To be done: Transcribe the listing in full, excluding any pictures.

Stored data entries:
● ● ● ● ●
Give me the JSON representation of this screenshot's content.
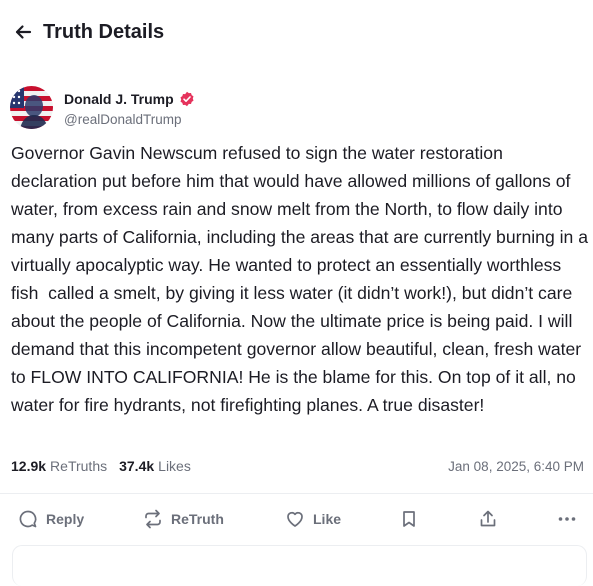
{
  "header": {
    "title": "Truth Details",
    "back_icon": "arrow-left-icon"
  },
  "author": {
    "name": "Donald J. Trump",
    "handle": "@realDonaldTrump",
    "verified_color": "#e5335c",
    "avatar_icon": "avatar-flag-portrait"
  },
  "post": {
    "text": "Governor Gavin Newscum refused to sign the water restoration declaration put before him that would have allowed millions of gallons of water, from excess rain and snow melt from the North, to flow daily into many parts of California, including the areas that are currently burning in a virtually apocalyptic way. He wanted to protect an essentially worthless fish  called a smelt, by giving it less water (it didn’t work!), but didn’t care about the people of California. Now the ultimate price is being paid. I will demand that this incompetent governor allow beautiful, clean, fresh water to FLOW INTO CALIFORNIA! He is the blame for this. On top of it all, no water for fire hydrants, not firefighting planes. A true disaster!"
  },
  "stats": {
    "retruths_count": "12.9k",
    "retruths_label": "ReTruths",
    "likes_count": "37.4k",
    "likes_label": "Likes",
    "date": "Jan 08, 2025, 6:40 PM"
  },
  "actions": {
    "reply_label": "Reply",
    "retruth_label": "ReTruth",
    "like_label": "Like",
    "icons": [
      "reply-icon",
      "retruth-icon",
      "like-icon",
      "bookmark-icon",
      "share-icon",
      "more-icon"
    ]
  }
}
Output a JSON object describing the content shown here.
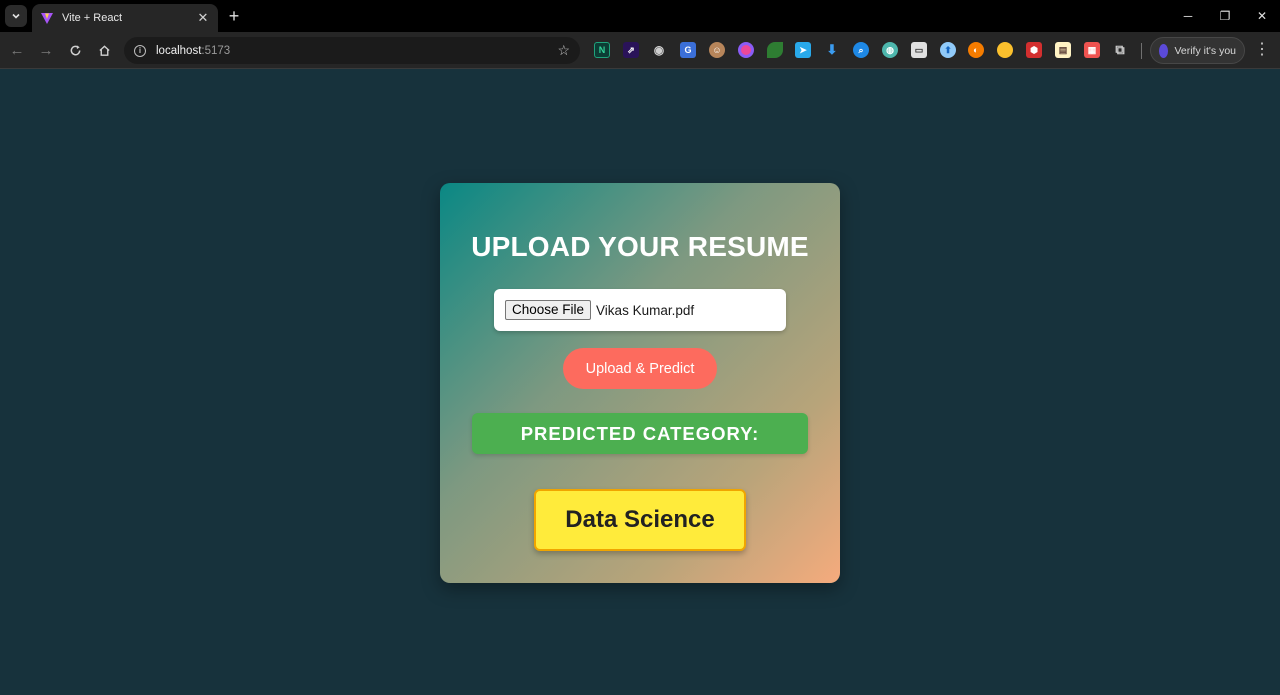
{
  "browser": {
    "tab_title": "Vite + React",
    "url_host": "localhost",
    "url_port": ":5173",
    "profile_label": "Verify it's you",
    "extension_icons": [
      "notion-icon",
      "shortcut-icon",
      "camera-icon",
      "translate-icon",
      "avatar-ext-icon",
      "color-ring-icon",
      "leaf-icon",
      "telegram-icon",
      "download-icon",
      "search-ext-icon",
      "globe-icon",
      "wallet-icon",
      "upload-ext-icon",
      "orange-ext-icon",
      "badge-ext-icon",
      "red-puzzle-icon",
      "note-ext-icon",
      "pdf-ext-icon",
      "extensions-puzzle-icon"
    ]
  },
  "card": {
    "title": "UPLOAD YOUR RESUME",
    "choose_file_label": "Choose File",
    "file_name": "Vikas Kumar.pdf",
    "upload_label": "Upload & Predict",
    "predicted_label": "PREDICTED CATEGORY:",
    "prediction": "Data Science"
  },
  "colors": {
    "page_bg": "#17323c",
    "button": "#fd6b5e",
    "predicted_bar": "#4caf50",
    "result_box": "#ffeb3b",
    "gradient_start": "#0a8884",
    "gradient_end": "#f5ab7d"
  }
}
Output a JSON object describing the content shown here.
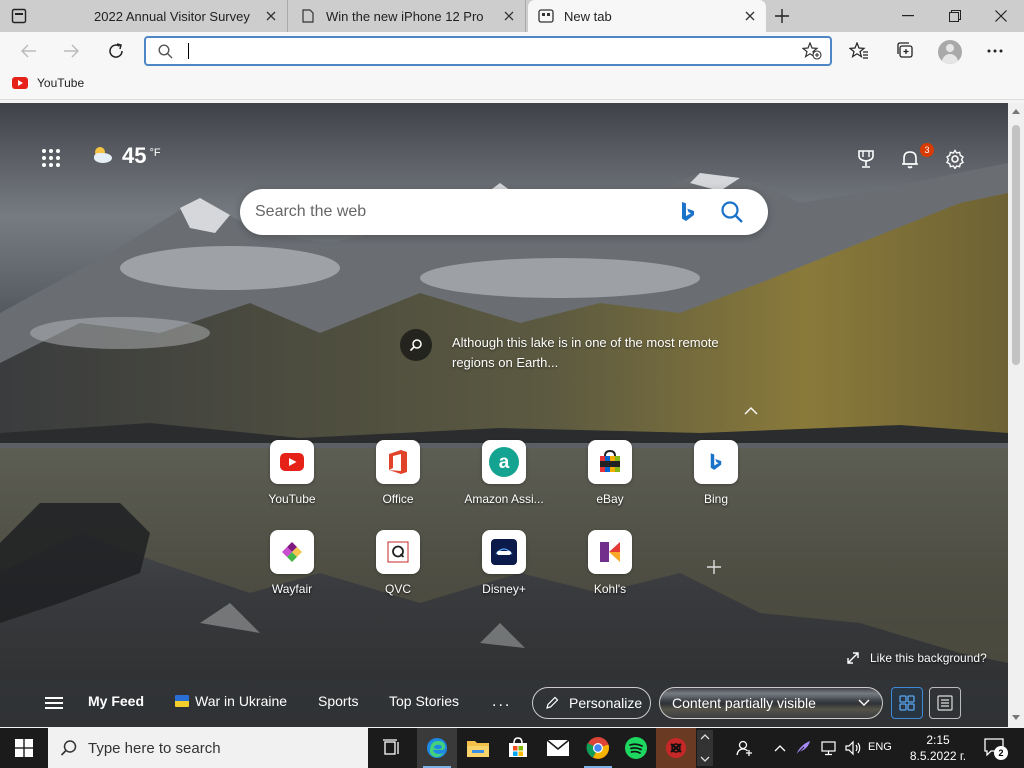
{
  "browser": {
    "tabs": [
      {
        "title": "2022 Annual Visitor Survey",
        "icon": "doc-icon",
        "active": false
      },
      {
        "title": "Win the new iPhone 12 Pro",
        "icon": "page-icon",
        "active": false
      },
      {
        "title": "New tab",
        "icon": "newtab-icon",
        "active": true
      }
    ],
    "address_bar": {
      "value": "",
      "placeholder": ""
    },
    "favorites": [
      {
        "label": "YouTube",
        "icon": "youtube-icon"
      }
    ]
  },
  "newtab": {
    "weather": {
      "temp": "45",
      "unit": "°F",
      "icon": "partly-cloudy-icon"
    },
    "notification_count": "3",
    "search": {
      "placeholder": "Search the web"
    },
    "image_info": {
      "text": "Although this lake is in one of the most remote regions on Earth..."
    },
    "quick_links": [
      {
        "label": "YouTube",
        "icon": "youtube-icon"
      },
      {
        "label": "Office",
        "icon": "office-icon"
      },
      {
        "label": "Amazon Assi...",
        "icon": "amazon-icon"
      },
      {
        "label": "eBay",
        "icon": "ebay-icon"
      },
      {
        "label": "Bing",
        "icon": "bing-icon"
      },
      {
        "label": "Wayfair",
        "icon": "wayfair-icon"
      },
      {
        "label": "QVC",
        "icon": "qvc-icon"
      },
      {
        "label": "Disney+",
        "icon": "disney-icon"
      },
      {
        "label": "Kohl's",
        "icon": "kohls-icon"
      }
    ],
    "like_background": "Like this background?",
    "feed_nav": {
      "items": [
        "My Feed",
        "War in Ukraine",
        "Sports",
        "Top Stories"
      ],
      "more": "...",
      "personalize": "Personalize",
      "content_visibility": "Content partially visible"
    }
  },
  "taskbar": {
    "search_placeholder": "Type here to search",
    "language": "ENG",
    "time": "2:15",
    "date": "8.5.2022 г.",
    "notification_count": "2"
  },
  "colors": {
    "accent": "#4f86c6",
    "youtube": "#e62117",
    "badge": "#d83b01"
  }
}
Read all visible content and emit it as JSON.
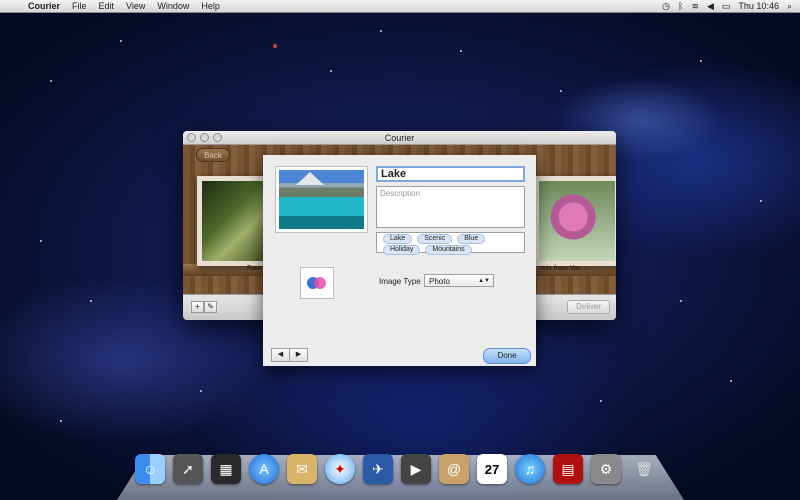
● ● ● ● ●
Result for this task:
Give me the JSON representation of this screenshot's content.
{
  "header": {
    "title": "Truth Details",
    "back_icon": "arrow-left-icon"
  },
  "author": {
    "name": "Donald J. Trump",
    "handle": "@realDonaldTrump",
    "verified_color": "#e5335c",
    "avatar_icon": "avatar-flag-portrait"
  },
  "post": {
    "text": "Governor Gavin Newscum refused to sign the water restoration declaration put before him that would have allowed millions of gallons of water, from excess rain and snow melt from the North, to flow daily into many parts of California, including the areas that are currently burning in a virtually apocalyptic way. He wanted to protect an essentially worthless fish  called a smelt, by giving it less water (it didn’t work!), but didn’t care about the people of California. Now the ultimate price is being paid. I will demand that this incompetent governor allow beautiful, clean, fresh water to FLOW INTO CALIFORNIA! He is the blame for this. On top of it all, no water for fire hydrants, not firefighting planes. A true disaster!"
  },
  "stats": {
    "retruths_count": "12.9k",
    "retruths_label": "ReTruths",
    "likes_count": "37.4k",
    "likes_label": "Likes",
    "date": "Jan 08, 2025, 6:40 PM"
  },
  "actions": {
    "reply_label": "Reply",
    "retruth_label": "ReTruth",
    "like_label": "Like",
    "icons": [
      "reply-icon",
      "retruth-icon",
      "like-icon",
      "bookmark-icon",
      "share-icon",
      "more-icon"
    ]
  }
}
Output a JSON object describing the content shown here.
{
  "browser": {
    "tab_title": "Vite + React",
    "url_host": "localhost",
    "url_port": ":5173",
    "profile_label": "Verify it's you",
    "extension_icons": [
      "notion-icon",
      "shortcut-icon",
      "camera-icon",
      "translate-icon",
      "avatar-ext-icon",
      "color-ring-icon",
      "leaf-icon",
      "telegram-icon",
      "download-icon",
      "search-ext-icon",
      "globe-icon",
      "wallet-icon",
      "upload-ext-icon",
      "orange-ext-icon",
      "badge-ext-icon",
      "red-puzzle-icon",
      "note-ext-icon",
      "pdf-ext-icon",
      "extensions-puzzle-icon"
    ]
  },
  "card": {
    "title": "UPLOAD YOUR RESUME",
    "choose_file_label": "Choose File",
    "file_name": "Vikas Kumar.pdf",
    "upload_label": "Upload & Predict",
    "predicted_label": "PREDICTED CATEGORY:",
    "prediction": "Data Science"
  },
  "colors": {
    "page_bg": "#17323c",
    "button": "#fd6b5e",
    "predicted_bar": "#4caf50",
    "result_box": "#ffeb3b",
    "gradient_start": "#0a8884",
    "gradient_end": "#f5ab7d"
  }
}
Output a JSON object describing the content shown here.
{
  "browser": {
    "tabs": [
      {
        "title": "2022 Annual Visitor Survey",
        "icon": "doc-icon",
        "active": false
      },
      {
        "title": "Win the new iPhone 12 Pro",
        "icon": "page-icon",
        "active": false
      },
      {
        "title": "New tab",
        "icon": "newtab-icon",
        "active": true
      }
    ],
    "address_bar": {
      "value": "",
      "placeholder": ""
    },
    "favorites": [
      {
        "label": "YouTube",
        "icon": "youtube-icon"
      }
    ]
  },
  "newtab": {
    "weather": {
      "temp": "45",
      "unit": "°F",
      "icon": "partly-cloudy-icon"
    },
    "notification_count": "3",
    "search": {
      "placeholder": "Search the web"
    },
    "image_info": {
      "text": "Although this lake is in one of the most remote regions on Earth..."
    },
    "quick_links": [
      {
        "label": "YouTube",
        "icon": "youtube-icon"
      },
      {
        "label": "Office",
        "icon": "office-icon"
      },
      {
        "label": "Amazon Assi...",
        "icon": "amazon-icon"
      },
      {
        "label": "eBay",
        "icon": "ebay-icon"
      },
      {
        "label": "Bing",
        "icon": "bing-icon"
      },
      {
        "label": "Wayfair",
        "icon": "wayfair-icon"
      },
      {
        "label": "QVC",
        "icon": "qvc-icon"
      },
      {
        "label": "Disney+",
        "icon": "disney-icon"
      },
      {
        "label": "Kohl's",
        "icon": "kohls-icon"
      }
    ],
    "like_background": "Like this background?",
    "feed_nav": {
      "items": [
        "My Feed",
        "War in Ukraine",
        "Sports",
        "Top Stories"
      ],
      "more": "...",
      "personalize": "Personalize",
      "content_visibility": "Content partially visible"
    }
  },
  "taskbar": {
    "search_placeholder": "Type here to search",
    "language": "ENG",
    "time": "2:15",
    "date": "8.5.2022 г.",
    "notification_count": "2"
  },
  "colors": {
    "accent": "#4f86c6",
    "youtube": "#e62117",
    "badge": "#d83b01"
  }
}
Read all visible content and emit it as JSON.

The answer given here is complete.